# Collected data entries
◆ ◆ ◆ ◆ ◆

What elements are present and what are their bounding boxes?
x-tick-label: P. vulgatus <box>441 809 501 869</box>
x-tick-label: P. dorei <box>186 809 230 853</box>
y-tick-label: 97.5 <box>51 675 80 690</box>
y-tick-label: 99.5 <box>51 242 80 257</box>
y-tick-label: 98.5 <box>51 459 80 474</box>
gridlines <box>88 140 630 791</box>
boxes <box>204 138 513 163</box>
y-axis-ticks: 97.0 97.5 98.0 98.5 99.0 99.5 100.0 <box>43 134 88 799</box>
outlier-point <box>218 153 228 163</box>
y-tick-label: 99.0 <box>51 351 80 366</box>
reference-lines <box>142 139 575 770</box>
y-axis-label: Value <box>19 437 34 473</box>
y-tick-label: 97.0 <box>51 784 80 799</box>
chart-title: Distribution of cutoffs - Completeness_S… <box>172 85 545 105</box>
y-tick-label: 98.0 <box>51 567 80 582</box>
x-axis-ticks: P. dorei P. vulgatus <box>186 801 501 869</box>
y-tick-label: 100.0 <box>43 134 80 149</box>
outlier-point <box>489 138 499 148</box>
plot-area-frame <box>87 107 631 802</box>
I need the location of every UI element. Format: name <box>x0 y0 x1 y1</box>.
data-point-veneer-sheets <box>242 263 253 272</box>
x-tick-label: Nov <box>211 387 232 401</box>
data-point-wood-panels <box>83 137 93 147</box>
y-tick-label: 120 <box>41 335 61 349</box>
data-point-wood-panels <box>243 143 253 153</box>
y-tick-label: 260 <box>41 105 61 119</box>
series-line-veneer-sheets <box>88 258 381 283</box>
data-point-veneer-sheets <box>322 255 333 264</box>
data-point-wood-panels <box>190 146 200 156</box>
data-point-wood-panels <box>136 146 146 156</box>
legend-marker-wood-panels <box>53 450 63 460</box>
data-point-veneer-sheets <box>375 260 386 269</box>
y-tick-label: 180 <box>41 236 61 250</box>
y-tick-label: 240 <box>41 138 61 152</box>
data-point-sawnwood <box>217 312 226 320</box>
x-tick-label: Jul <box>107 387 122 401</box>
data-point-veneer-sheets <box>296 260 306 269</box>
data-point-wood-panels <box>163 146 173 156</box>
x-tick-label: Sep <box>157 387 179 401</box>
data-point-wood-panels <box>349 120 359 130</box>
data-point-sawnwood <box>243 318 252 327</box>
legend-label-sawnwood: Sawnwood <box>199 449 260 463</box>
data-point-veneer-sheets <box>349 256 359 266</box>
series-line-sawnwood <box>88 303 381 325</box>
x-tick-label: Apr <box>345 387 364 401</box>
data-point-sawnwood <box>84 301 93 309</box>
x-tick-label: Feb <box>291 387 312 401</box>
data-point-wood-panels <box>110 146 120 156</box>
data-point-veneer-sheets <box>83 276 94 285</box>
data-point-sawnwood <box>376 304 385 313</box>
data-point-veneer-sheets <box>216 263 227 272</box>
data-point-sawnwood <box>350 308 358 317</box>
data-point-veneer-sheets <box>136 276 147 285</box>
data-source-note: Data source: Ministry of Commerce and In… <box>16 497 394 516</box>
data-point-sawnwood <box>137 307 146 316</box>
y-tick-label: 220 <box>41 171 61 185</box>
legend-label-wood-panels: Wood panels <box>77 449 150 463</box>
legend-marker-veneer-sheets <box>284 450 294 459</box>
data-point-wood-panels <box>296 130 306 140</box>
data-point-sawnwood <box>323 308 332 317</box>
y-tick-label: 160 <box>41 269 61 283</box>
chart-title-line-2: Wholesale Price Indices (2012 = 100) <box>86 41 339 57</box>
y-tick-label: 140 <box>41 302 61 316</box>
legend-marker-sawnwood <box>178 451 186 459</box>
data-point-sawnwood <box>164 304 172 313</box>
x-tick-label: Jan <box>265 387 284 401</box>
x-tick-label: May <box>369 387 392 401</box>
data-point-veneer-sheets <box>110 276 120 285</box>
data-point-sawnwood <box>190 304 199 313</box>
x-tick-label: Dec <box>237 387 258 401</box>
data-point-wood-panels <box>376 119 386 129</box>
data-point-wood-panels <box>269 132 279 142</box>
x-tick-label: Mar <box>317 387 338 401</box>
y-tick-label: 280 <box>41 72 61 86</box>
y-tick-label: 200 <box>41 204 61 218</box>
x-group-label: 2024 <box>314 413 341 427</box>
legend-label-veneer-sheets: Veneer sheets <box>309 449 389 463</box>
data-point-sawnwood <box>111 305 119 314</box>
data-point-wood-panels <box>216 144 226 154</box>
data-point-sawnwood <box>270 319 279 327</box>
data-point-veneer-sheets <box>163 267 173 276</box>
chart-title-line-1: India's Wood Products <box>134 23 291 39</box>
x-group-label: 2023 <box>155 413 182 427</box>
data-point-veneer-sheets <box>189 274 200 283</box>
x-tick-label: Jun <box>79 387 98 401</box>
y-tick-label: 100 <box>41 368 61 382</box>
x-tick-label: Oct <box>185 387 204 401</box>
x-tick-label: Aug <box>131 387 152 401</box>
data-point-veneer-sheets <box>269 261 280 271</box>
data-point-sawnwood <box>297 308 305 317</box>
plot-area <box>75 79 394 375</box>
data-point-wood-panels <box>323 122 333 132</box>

◆ ◆ ◆ ◆ ◆

# TASK REQUIREMENTS
Reproduce all of the data above line for line, changing nothing.

# THE COMPLETED TASK
What elements are present and what are their bounding boxes?
x-tick-label: P. vulgatus <box>441 809 501 869</box>
x-tick-label: P. dorei <box>186 809 230 853</box>
y-tick-label: 97.5 <box>51 675 80 690</box>
y-tick-label: 99.5 <box>51 242 80 257</box>
y-tick-label: 98.5 <box>51 459 80 474</box>
gridlines <box>88 140 630 791</box>
boxes <box>204 138 513 163</box>
y-axis-ticks: 97.0 97.5 98.0 98.5 99.0 99.5 100.0 <box>43 134 88 799</box>
outlier-point <box>218 153 228 163</box>
y-tick-label: 99.0 <box>51 351 80 366</box>
reference-lines <box>142 139 575 770</box>
y-axis-label: Value <box>19 437 34 473</box>
y-tick-label: 97.0 <box>51 784 80 799</box>
chart-title: Distribution of cutoffs - Completeness_S… <box>172 85 545 105</box>
y-tick-label: 98.0 <box>51 567 80 582</box>
x-axis-ticks: P. dorei P. vulgatus <box>186 801 501 869</box>
y-tick-label: 100.0 <box>43 134 80 149</box>
outlier-point <box>489 138 499 148</box>
plot-area-frame <box>87 107 631 802</box>
I need the location of every UI element. Format: name <box>x0 y0 x1 y1</box>.
data-point-veneer-sheets <box>242 263 253 272</box>
x-tick-label: Nov <box>211 387 232 401</box>
data-point-wood-panels <box>83 137 93 147</box>
y-tick-label: 120 <box>41 335 61 349</box>
data-point-wood-panels <box>243 143 253 153</box>
y-tick-label: 260 <box>41 105 61 119</box>
series-line-veneer-sheets <box>88 258 381 283</box>
data-point-veneer-sheets <box>322 255 333 264</box>
data-point-wood-panels <box>190 146 200 156</box>
data-point-wood-panels <box>136 146 146 156</box>
legend-marker-wood-panels <box>53 450 63 460</box>
data-point-veneer-sheets <box>375 260 386 269</box>
y-tick-label: 180 <box>41 236 61 250</box>
y-tick-label: 240 <box>41 138 61 152</box>
data-point-sawnwood <box>217 312 226 320</box>
x-tick-label: Jul <box>107 387 122 401</box>
data-point-veneer-sheets <box>296 260 306 269</box>
data-point-wood-panels <box>163 146 173 156</box>
x-tick-label: Sep <box>157 387 179 401</box>
data-point-wood-panels <box>349 120 359 130</box>
data-point-sawnwood <box>243 318 252 327</box>
legend-label-sawnwood: Sawnwood <box>199 449 260 463</box>
data-point-veneer-sheets <box>349 256 359 266</box>
series-line-sawnwood <box>88 303 381 325</box>
x-tick-label: Apr <box>345 387 364 401</box>
data-point-sawnwood <box>84 301 93 309</box>
x-tick-label: Feb <box>291 387 312 401</box>
data-point-wood-panels <box>110 146 120 156</box>
data-point-veneer-sheets <box>83 276 94 285</box>
data-point-sawnwood <box>376 304 385 313</box>
data-point-veneer-sheets <box>216 263 227 272</box>
data-point-sawnwood <box>350 308 358 317</box>
data-point-veneer-sheets <box>136 276 147 285</box>
data-source-note: Data source: Ministry of Commerce and In… <box>16 497 394 516</box>
data-point-sawnwood <box>137 307 146 316</box>
y-tick-label: 220 <box>41 171 61 185</box>
legend-label-wood-panels: Wood panels <box>77 449 150 463</box>
legend-marker-veneer-sheets <box>284 450 294 459</box>
data-point-wood-panels <box>296 130 306 140</box>
data-point-sawnwood <box>323 308 332 317</box>
y-tick-label: 160 <box>41 269 61 283</box>
chart-title-line-2: Wholesale Price Indices (2012 = 100) <box>86 41 339 57</box>
y-tick-label: 140 <box>41 302 61 316</box>
legend-marker-sawnwood <box>178 451 186 459</box>
data-point-sawnwood <box>164 304 172 313</box>
x-tick-label: Jan <box>265 387 284 401</box>
x-tick-label: May <box>369 387 392 401</box>
data-point-veneer-sheets <box>110 276 120 285</box>
data-point-sawnwood <box>190 304 199 313</box>
x-tick-label: Dec <box>237 387 258 401</box>
data-point-wood-panels <box>376 119 386 129</box>
data-point-wood-panels <box>269 132 279 142</box>
x-tick-label: Mar <box>317 387 338 401</box>
y-tick-label: 280 <box>41 72 61 86</box>
y-tick-label: 200 <box>41 204 61 218</box>
x-group-label: 2024 <box>314 413 341 427</box>
legend-label-veneer-sheets: Veneer sheets <box>309 449 389 463</box>
data-point-sawnwood <box>111 305 119 314</box>
data-point-wood-panels <box>216 144 226 154</box>
data-point-sawnwood <box>270 319 279 327</box>
data-point-veneer-sheets <box>163 267 173 276</box>
chart-title-line-1: India's Wood Products <box>134 23 291 39</box>
x-group-label: 2023 <box>155 413 182 427</box>
data-point-veneer-sheets <box>189 274 200 283</box>
x-tick-label: Jun <box>79 387 98 401</box>
y-tick-label: 100 <box>41 368 61 382</box>
x-tick-label: Oct <box>185 387 204 401</box>
x-tick-label: Aug <box>131 387 152 401</box>
data-point-veneer-sheets <box>269 261 280 271</box>
data-point-sawnwood <box>297 308 305 317</box>
plot-area <box>75 79 394 375</box>
data-point-wood-panels <box>323 122 333 132</box>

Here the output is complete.